• GIVEN TASK
Filter the records below, copying out every line that contains the string "entry". Matching is case-sensitive.

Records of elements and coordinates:
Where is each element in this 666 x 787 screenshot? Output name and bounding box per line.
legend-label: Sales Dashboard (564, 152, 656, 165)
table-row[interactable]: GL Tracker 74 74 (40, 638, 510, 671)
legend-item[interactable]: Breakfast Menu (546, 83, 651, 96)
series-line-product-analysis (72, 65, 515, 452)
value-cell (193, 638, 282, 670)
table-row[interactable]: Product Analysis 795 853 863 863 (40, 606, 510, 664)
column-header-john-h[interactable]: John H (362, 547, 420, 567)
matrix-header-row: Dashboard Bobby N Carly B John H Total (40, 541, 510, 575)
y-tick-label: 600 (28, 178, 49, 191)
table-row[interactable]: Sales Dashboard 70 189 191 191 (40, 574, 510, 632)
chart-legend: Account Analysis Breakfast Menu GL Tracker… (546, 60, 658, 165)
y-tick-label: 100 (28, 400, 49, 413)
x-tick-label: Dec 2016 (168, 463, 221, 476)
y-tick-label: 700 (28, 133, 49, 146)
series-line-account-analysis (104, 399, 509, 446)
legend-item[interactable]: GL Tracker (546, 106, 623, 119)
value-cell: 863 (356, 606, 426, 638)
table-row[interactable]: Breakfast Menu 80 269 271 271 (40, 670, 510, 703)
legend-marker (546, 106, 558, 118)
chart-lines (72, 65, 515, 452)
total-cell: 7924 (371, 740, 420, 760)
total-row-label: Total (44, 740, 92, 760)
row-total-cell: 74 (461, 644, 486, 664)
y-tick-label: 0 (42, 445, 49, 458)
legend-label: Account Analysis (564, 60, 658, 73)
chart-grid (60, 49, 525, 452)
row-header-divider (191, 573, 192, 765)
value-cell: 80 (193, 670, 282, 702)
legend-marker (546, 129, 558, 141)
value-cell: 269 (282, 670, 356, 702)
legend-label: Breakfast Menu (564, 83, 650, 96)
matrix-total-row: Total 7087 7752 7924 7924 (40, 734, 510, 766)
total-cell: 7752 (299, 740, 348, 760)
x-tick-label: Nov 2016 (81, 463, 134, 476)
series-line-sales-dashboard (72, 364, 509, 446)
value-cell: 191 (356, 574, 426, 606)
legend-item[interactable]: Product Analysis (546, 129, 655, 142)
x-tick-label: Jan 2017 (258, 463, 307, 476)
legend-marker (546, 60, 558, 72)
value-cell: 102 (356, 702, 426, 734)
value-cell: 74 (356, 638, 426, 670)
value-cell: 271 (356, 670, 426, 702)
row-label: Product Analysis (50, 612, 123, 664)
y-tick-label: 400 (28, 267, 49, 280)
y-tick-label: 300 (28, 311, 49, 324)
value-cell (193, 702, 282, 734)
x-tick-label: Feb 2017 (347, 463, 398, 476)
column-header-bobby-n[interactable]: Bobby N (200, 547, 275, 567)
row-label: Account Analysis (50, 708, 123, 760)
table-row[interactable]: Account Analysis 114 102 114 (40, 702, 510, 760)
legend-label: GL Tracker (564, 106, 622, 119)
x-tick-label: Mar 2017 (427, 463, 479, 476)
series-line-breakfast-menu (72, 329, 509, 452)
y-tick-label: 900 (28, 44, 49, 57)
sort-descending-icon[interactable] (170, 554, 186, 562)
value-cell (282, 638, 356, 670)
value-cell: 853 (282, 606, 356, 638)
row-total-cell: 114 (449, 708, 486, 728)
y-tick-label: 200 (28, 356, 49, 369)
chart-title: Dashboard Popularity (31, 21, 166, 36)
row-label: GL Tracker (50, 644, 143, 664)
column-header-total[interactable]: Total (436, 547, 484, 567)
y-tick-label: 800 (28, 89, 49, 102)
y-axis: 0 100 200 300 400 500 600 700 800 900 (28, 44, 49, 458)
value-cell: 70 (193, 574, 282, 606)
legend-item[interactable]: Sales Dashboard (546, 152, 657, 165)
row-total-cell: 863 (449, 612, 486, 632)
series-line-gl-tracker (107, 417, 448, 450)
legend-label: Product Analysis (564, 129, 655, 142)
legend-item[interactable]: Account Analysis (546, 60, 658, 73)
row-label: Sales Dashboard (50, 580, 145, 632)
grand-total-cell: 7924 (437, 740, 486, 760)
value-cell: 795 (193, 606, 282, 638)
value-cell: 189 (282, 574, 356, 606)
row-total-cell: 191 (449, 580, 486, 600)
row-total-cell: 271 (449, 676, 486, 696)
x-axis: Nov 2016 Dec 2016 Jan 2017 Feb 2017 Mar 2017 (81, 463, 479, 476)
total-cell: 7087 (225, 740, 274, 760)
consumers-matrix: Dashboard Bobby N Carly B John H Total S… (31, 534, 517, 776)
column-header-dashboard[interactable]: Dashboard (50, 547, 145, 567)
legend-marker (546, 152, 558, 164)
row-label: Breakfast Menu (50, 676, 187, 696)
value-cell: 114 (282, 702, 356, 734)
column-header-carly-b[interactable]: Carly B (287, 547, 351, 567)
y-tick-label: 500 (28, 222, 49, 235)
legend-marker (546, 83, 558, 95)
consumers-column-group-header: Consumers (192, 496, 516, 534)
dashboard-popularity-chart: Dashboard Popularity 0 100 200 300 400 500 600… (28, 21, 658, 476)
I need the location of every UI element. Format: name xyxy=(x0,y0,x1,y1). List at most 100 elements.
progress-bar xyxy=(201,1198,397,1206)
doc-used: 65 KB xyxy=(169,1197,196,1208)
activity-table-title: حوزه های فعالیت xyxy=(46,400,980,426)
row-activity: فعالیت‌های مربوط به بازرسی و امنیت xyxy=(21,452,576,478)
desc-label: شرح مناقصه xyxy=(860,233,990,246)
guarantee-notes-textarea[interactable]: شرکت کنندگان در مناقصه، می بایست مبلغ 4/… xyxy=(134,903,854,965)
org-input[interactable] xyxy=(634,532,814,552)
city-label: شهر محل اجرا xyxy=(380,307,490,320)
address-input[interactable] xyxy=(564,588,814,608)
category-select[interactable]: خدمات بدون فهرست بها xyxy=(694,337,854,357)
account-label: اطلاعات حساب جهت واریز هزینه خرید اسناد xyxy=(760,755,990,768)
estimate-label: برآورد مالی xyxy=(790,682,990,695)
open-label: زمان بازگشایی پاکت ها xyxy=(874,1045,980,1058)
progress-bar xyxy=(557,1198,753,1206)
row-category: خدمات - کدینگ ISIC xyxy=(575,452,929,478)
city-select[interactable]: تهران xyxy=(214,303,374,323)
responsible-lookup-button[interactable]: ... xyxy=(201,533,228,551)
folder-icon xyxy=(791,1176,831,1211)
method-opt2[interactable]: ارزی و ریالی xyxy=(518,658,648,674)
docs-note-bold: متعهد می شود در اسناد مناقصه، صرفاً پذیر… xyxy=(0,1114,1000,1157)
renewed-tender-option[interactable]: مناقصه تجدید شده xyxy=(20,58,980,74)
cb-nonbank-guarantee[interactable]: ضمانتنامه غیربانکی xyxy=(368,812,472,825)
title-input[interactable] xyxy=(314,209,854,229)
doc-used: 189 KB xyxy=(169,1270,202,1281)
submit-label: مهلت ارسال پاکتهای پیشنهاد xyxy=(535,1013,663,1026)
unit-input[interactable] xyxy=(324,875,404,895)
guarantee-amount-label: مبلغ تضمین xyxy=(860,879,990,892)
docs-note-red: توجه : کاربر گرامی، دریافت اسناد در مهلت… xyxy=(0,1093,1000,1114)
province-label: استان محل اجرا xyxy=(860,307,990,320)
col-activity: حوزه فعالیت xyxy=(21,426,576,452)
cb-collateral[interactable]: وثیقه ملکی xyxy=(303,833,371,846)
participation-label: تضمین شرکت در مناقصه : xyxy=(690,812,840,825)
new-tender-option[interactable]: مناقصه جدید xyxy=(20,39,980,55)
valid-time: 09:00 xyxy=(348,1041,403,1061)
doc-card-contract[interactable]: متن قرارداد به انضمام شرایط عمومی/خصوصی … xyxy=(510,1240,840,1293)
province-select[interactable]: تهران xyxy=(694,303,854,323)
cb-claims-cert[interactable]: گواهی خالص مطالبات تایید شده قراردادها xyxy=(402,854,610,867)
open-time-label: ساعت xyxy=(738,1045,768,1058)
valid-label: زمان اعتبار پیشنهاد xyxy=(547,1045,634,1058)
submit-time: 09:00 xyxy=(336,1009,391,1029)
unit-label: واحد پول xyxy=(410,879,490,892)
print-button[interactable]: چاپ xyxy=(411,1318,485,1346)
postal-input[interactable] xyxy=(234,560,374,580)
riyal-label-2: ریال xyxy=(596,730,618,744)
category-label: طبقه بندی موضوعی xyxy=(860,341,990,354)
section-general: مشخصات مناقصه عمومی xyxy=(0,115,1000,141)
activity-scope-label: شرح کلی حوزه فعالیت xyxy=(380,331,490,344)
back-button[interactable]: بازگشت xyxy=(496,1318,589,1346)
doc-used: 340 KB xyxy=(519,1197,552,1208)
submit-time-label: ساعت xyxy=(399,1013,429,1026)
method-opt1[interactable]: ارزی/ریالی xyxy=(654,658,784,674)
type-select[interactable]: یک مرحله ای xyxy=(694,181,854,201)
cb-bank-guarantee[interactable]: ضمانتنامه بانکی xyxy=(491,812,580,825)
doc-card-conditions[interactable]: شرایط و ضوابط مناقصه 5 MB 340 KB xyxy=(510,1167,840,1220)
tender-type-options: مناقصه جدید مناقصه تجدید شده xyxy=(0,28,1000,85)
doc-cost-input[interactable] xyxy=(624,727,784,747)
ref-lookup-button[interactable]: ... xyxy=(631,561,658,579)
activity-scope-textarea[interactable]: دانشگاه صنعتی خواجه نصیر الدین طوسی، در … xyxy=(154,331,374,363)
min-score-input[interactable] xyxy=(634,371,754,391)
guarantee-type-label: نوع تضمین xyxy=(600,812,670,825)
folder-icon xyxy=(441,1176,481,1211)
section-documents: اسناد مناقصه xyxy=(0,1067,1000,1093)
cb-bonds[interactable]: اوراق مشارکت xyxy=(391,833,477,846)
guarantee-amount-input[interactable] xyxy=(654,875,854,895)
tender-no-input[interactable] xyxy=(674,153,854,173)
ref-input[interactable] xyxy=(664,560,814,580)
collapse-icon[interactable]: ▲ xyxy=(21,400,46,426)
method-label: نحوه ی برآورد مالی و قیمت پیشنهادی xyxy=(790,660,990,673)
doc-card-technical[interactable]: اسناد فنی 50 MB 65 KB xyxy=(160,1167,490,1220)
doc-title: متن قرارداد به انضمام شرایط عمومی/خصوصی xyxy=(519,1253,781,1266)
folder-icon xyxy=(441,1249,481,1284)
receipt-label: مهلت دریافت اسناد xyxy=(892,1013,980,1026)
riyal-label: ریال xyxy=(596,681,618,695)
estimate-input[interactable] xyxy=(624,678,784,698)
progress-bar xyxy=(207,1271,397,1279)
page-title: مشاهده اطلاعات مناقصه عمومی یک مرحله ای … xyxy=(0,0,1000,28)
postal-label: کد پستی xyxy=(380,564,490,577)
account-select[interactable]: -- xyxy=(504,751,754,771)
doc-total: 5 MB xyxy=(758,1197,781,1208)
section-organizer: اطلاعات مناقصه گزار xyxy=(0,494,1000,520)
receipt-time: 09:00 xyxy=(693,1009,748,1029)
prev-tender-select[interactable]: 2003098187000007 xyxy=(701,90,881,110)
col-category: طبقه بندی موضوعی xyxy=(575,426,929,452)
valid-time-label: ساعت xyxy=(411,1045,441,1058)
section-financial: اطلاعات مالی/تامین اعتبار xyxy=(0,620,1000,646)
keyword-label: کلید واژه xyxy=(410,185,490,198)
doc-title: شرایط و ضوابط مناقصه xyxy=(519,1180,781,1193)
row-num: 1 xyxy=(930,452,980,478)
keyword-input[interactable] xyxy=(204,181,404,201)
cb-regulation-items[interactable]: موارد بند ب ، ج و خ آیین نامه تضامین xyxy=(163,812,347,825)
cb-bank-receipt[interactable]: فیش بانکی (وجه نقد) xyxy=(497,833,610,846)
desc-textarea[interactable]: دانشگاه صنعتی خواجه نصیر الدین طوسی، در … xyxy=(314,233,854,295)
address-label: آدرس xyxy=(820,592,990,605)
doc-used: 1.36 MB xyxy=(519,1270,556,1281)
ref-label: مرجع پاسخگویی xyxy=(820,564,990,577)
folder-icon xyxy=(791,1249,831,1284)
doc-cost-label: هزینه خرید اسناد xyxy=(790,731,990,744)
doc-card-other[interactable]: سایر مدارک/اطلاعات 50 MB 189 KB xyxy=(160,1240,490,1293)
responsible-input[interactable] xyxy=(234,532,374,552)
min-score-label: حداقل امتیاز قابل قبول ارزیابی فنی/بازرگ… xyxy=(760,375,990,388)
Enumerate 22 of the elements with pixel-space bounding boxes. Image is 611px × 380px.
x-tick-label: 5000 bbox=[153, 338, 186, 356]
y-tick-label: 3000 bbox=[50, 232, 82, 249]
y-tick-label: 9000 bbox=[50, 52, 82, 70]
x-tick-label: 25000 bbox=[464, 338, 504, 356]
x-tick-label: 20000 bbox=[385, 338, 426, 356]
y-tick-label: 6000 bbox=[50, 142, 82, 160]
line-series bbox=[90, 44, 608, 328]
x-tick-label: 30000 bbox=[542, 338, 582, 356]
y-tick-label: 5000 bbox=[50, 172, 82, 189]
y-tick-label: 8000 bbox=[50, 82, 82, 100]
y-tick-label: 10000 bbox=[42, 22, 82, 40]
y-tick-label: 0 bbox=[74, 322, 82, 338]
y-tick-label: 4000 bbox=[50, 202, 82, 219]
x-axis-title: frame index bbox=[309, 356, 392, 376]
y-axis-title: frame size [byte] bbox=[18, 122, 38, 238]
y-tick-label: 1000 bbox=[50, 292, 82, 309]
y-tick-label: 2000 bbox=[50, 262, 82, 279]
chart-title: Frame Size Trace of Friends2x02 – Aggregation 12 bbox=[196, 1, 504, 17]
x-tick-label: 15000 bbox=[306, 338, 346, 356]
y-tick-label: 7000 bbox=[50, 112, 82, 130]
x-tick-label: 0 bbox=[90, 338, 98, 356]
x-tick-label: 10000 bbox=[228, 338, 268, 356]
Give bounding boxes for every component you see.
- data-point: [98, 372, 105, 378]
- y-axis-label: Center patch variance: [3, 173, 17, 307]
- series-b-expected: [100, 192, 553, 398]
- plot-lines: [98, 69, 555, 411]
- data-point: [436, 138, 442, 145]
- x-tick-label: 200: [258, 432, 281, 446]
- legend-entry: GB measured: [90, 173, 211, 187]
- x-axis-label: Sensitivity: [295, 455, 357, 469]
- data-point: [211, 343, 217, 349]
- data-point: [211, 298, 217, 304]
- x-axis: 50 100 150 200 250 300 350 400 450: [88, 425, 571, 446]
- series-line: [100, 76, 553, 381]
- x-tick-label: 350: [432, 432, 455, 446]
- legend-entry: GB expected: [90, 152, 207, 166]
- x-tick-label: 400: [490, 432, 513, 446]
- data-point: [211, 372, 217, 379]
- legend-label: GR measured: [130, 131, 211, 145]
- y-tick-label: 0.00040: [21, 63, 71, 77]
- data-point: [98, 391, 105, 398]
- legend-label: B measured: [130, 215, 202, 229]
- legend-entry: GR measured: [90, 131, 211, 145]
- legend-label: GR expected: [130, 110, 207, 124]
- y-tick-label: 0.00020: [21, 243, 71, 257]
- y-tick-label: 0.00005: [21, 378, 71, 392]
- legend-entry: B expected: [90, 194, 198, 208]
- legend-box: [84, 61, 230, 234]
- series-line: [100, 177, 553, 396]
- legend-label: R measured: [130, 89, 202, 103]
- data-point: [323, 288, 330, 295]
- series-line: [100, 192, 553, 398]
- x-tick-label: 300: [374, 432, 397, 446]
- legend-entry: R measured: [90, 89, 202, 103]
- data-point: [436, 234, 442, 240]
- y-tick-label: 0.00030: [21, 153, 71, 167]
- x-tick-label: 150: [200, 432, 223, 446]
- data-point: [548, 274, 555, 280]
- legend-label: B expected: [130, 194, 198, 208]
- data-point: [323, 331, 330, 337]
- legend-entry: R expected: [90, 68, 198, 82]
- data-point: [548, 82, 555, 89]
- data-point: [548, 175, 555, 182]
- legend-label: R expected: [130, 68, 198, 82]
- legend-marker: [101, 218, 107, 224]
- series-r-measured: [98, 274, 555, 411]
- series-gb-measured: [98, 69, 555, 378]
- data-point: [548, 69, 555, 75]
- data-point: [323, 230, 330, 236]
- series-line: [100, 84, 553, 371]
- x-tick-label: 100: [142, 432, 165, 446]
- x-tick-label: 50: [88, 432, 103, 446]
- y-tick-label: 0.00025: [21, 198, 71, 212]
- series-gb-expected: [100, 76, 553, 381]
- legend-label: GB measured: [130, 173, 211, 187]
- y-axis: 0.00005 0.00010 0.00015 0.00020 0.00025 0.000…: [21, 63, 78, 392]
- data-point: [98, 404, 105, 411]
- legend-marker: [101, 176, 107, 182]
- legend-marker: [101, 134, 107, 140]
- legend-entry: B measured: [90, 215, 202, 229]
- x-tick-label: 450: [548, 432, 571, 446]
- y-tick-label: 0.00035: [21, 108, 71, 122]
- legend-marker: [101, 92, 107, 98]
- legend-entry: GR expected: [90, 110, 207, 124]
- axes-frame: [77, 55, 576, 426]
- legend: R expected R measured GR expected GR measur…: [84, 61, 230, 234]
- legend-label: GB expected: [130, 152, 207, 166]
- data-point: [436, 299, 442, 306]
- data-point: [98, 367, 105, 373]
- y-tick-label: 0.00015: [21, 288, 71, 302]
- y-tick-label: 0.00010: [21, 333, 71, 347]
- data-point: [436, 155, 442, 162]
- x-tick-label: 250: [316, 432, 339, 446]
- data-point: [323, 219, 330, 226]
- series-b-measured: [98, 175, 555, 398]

• TASK RESPONSE
- legend-entry: GB measured: [90, 173, 211, 187]
- legend-entry: GB expected: [90, 152, 207, 166]
- legend-entry: GR measured: [90, 131, 211, 145]
- legend-entry: B expected: [90, 194, 198, 208]
- legend-entry: R measured: [90, 89, 202, 103]
- legend-entry: R expected: [90, 68, 198, 82]
- legend-entry: B measured: [90, 215, 202, 229]
- legend-entry: GR expected: [90, 110, 207, 124]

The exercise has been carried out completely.